#### AIM OF THE EXERCISE:
Each record below should be repeated precisely as written.

#### Dataset rows for apps and sites:
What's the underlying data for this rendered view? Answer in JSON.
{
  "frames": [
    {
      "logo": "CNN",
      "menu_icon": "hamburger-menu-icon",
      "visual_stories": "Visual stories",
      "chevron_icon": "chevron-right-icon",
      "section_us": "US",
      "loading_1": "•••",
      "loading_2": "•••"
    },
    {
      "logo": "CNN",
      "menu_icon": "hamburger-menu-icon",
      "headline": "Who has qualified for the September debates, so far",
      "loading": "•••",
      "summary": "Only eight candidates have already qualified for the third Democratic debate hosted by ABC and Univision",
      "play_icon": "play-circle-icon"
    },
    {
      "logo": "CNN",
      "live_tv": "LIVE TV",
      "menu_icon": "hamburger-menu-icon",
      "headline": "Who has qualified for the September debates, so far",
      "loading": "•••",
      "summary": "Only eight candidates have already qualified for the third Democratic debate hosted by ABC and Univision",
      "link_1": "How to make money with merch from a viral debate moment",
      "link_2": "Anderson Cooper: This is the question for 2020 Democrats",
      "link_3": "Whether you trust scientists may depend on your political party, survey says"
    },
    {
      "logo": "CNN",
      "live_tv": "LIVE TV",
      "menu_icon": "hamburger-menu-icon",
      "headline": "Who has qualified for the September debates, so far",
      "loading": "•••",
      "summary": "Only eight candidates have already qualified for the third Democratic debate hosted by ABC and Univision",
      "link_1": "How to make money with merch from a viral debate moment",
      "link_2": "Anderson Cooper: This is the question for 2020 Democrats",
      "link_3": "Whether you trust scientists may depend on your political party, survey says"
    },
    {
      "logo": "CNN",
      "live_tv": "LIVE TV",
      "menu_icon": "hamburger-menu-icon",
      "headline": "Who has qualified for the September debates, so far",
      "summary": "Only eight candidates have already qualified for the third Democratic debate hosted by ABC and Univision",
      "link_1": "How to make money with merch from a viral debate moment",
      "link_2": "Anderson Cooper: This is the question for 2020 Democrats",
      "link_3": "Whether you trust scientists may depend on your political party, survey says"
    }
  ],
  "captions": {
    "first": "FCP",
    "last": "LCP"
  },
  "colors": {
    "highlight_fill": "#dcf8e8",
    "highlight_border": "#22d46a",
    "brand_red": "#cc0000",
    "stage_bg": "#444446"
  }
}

#### SOLUTION FOR THIS EXERCISE:
What's the underlying data for this rendered view? Answer in JSON.
{
  "frames": [
    {
      "logo": "CNN",
      "menu_icon": "hamburger-menu-icon",
      "visual_stories": "Visual stories",
      "chevron_icon": "chevron-right-icon",
      "section_us": "US",
      "loading_1": "•••",
      "loading_2": "•••"
    },
    {
      "logo": "CNN",
      "menu_icon": "hamburger-menu-icon",
      "headline": "Who has qualified for the September debates, so far",
      "loading": "•••",
      "summary": "Only eight candidates have already qualified for the third Democratic debate hosted by ABC and Univision",
      "play_icon": "play-circle-icon"
    },
    {
      "logo": "CNN",
      "live_tv": "LIVE TV",
      "menu_icon": "hamburger-menu-icon",
      "headline": "Who has qualified for the September debates, so far",
      "loading": "•••",
      "summary": "Only eight candidates have already qualified for the third Democratic debate hosted by ABC and Univision",
      "link_1": "How to make money with merch from a viral debate moment",
      "link_2": "Anderson Cooper: This is the question for 2020 Democrats",
      "link_3": "Whether you trust scientists may depend on your political party, survey says"
    },
    {
      "logo": "CNN",
      "live_tv": "LIVE TV",
      "menu_icon": "hamburger-menu-icon",
      "headline": "Who has qualified for the September debates, so far",
      "loading": "•••",
      "summary": "Only eight candidates have already qualified for the third Democratic debate hosted by ABC and Univision",
      "link_1": "How to make money with merch from a viral debate moment",
      "link_2": "Anderson Cooper: This is the question for 2020 Democrats",
      "link_3": "Whether you trust scientists may depend on your political party, survey says"
    },
    {
      "logo": "CNN",
      "live_tv": "LIVE TV",
      "menu_icon": "hamburger-menu-icon",
      "headline": "Who has qualified for the September debates, so far",
      "summary": "Only eight candidates have already qualified for the third Democratic debate hosted by ABC and Univision",
      "link_1": "How to make money with merch from a viral debate moment",
      "link_2": "Anderson Cooper: This is the question for 2020 Democrats",
      "link_3": "Whether you trust scientists may depend on your political party, survey says"
    }
  ],
  "captions": {
    "first": "FCP",
    "last": "LCP"
  },
  "colors": {
    "highlight_fill": "#dcf8e8",
    "highlight_border": "#22d46a",
    "brand_red": "#cc0000",
    "stage_bg": "#444446"
  }
}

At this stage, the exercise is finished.